▶ Problem requirements: Filter these entries so that only lines with the word "drive" remain.

▶ Provided information:
[start]

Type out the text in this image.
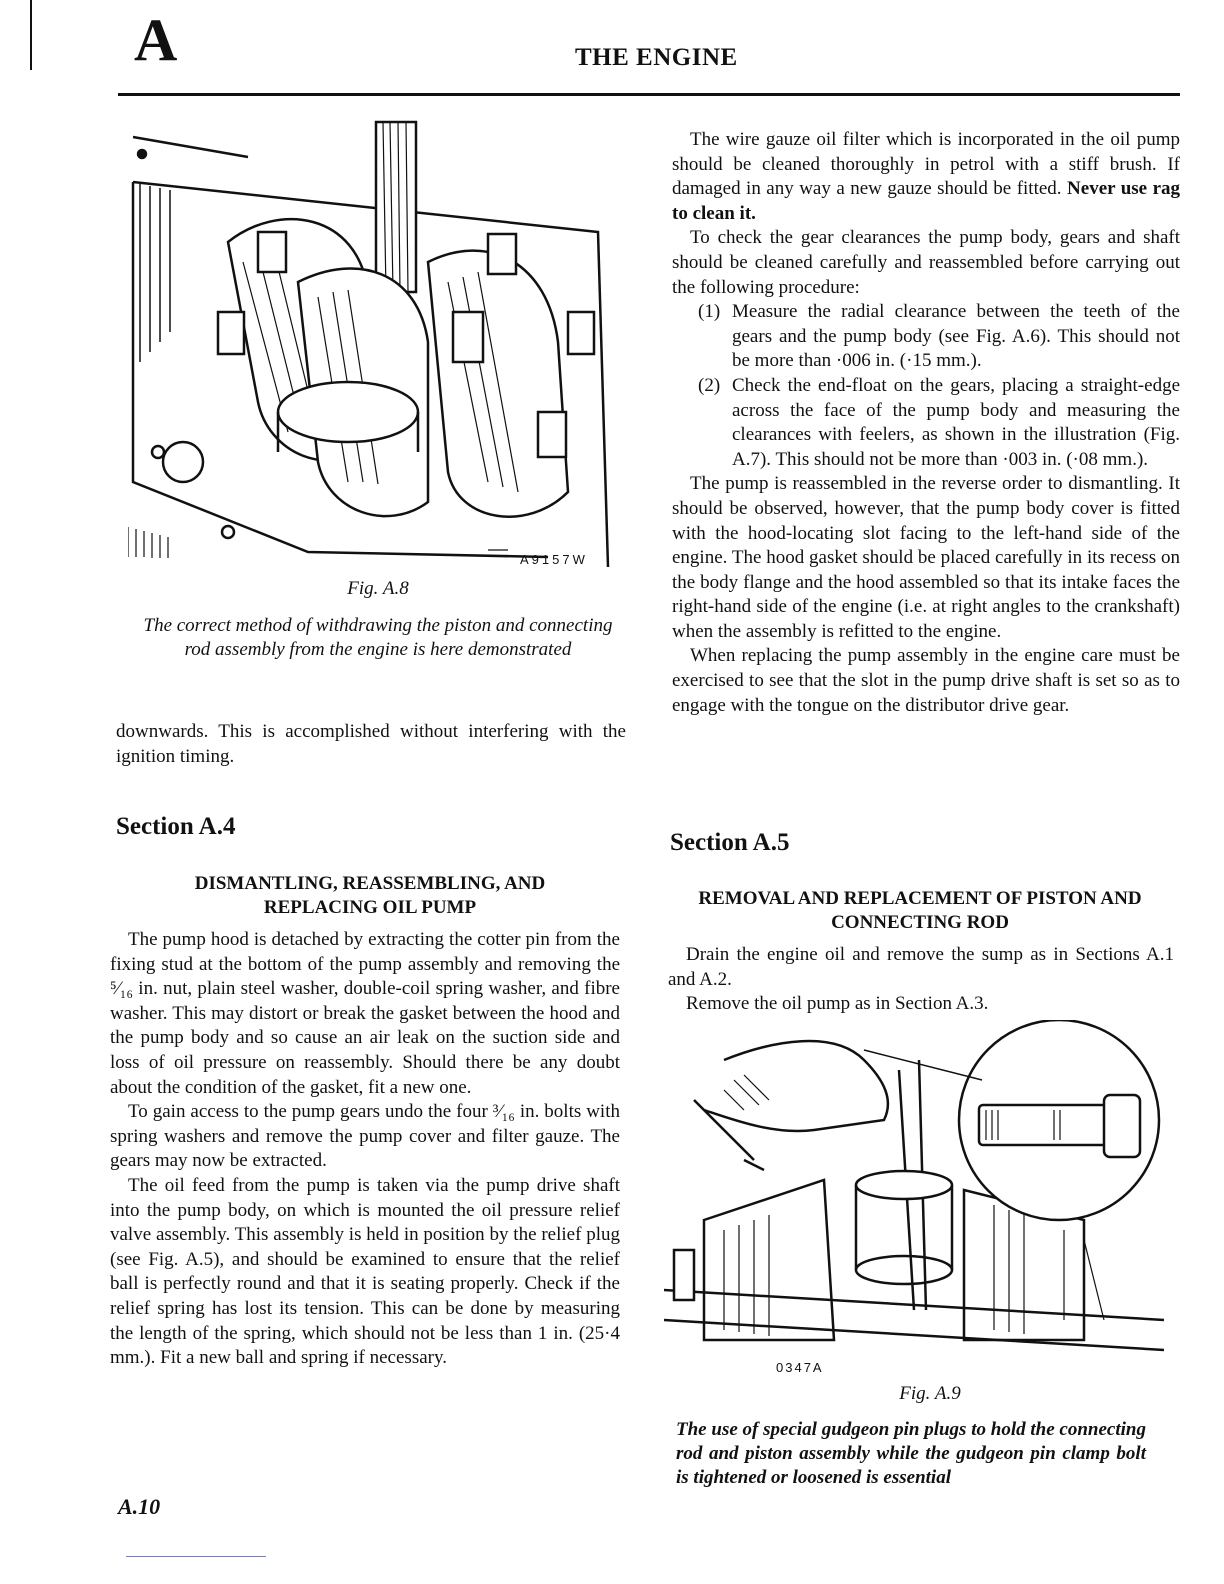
A	THE ENGINE
A9157W
Fig. A.8
The correct method of withdrawing the piston and connecting rod assembly from the engine is here demonstrated

downwards. This is accomplished without interfering with the ignition timing.

Section A.4
DISMANTLING, REASSEMBLING, AND REPLACING OIL PUMP

The pump hood is detached by extracting the cotter pin from the fixing stud at the bottom of the pump assembly and removing the ⁵⁄₁₆ in. nut, plain steel washer, double-coil spring washer, and fibre washer. This may distort or break the gasket between the hood and the pump body and so cause an air leak on the suction side and loss of oil pressure on reassembly. Should there be any doubt about the condition of the gasket, fit a new one.

To gain access to the pump gears undo the four ³⁄₁₆ in. bolts with spring washers and remove the pump cover and filter gauze. The gears may now be extracted.

The oil feed from the pump is taken via the pump drive shaft into the pump body, on which is mounted the oil pressure relief valve assembly. This assembly is held in position by the relief plug (see Fig. A.5), and should be examined to ensure that the relief ball is perfectly round and that it is seating properly. Check if the relief spring has lost its tension. This can be done by measuring the length of the spring, which should not be less than 1 in. (25·4 mm.). Fit a new ball and spring if necessary.

The wire gauze oil filter which is incorporated in the oil pump should be cleaned thoroughly in petrol with a stiff brush. If damaged in any way a new gauze should be fitted. Never use rag to clean it.

To check the gear clearances the pump body, gears and shaft should be cleaned carefully and reassembled before carrying out the following procedure:

(1) Measure the radial clearance between the teeth of the gears and the pump body (see Fig. A.6). This should not be more than ·006 in. (·15 mm.).
(2) Check the end-float on the gears, placing a straight-edge across the face of the pump body and measuring the clearances with feelers, as shown in the illustration (Fig. A.7). This should not be more than ·003 in. (·08 mm.).

The pump is reassembled in the reverse order to dismantling. It should be observed, however, that the pump body cover is fitted with the hood-locating slot facing to the left-hand side of the engine. The hood gasket should be placed carefully in its recess on the body flange and the hood assembled so that its intake faces the right-hand side of the engine (i.e. at right angles to the crankshaft) when the assembly is refitted to the engine.

When replacing the pump assembly in the engine care must be exercised to see that the slot in the pump drive shaft is set so as to engage with the tongue on the distributor drive gear.

Section A.5
REMOVAL AND REPLACEMENT OF PISTON AND CONNECTING ROD

Drain the engine oil and remove the sump as in Sections A.1 and A.2.

Remove the oil pump as in Section A.3.

0347A
Fig. A.9
The use of special gudgeon pin plugs to hold the connecting rod and piston assembly while the gudgeon pin clamp bolt is tightened or loosened is essential
A.10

[end]

▶ Solution:
The oil feed from the pump is taken via the pump drive shaft into the pump body, on which is mounted the oil pressure relief valve assembly. This assembly is held in position by the relief plug (see Fig. A.5), and should be examined to ensure that the relief ball is perfectly round and that it is seating properly. Check if the relief spring has lost its tension. This can be done by measuring the length of the spring, which should not be less than 1 in. (25·4 mm.). Fit a new ball and spring if necessary.
When replacing the pump assembly in the engine care must be exercised to see that the slot in the pump drive shaft is set so as to engage with the tongue on the distributor drive gear.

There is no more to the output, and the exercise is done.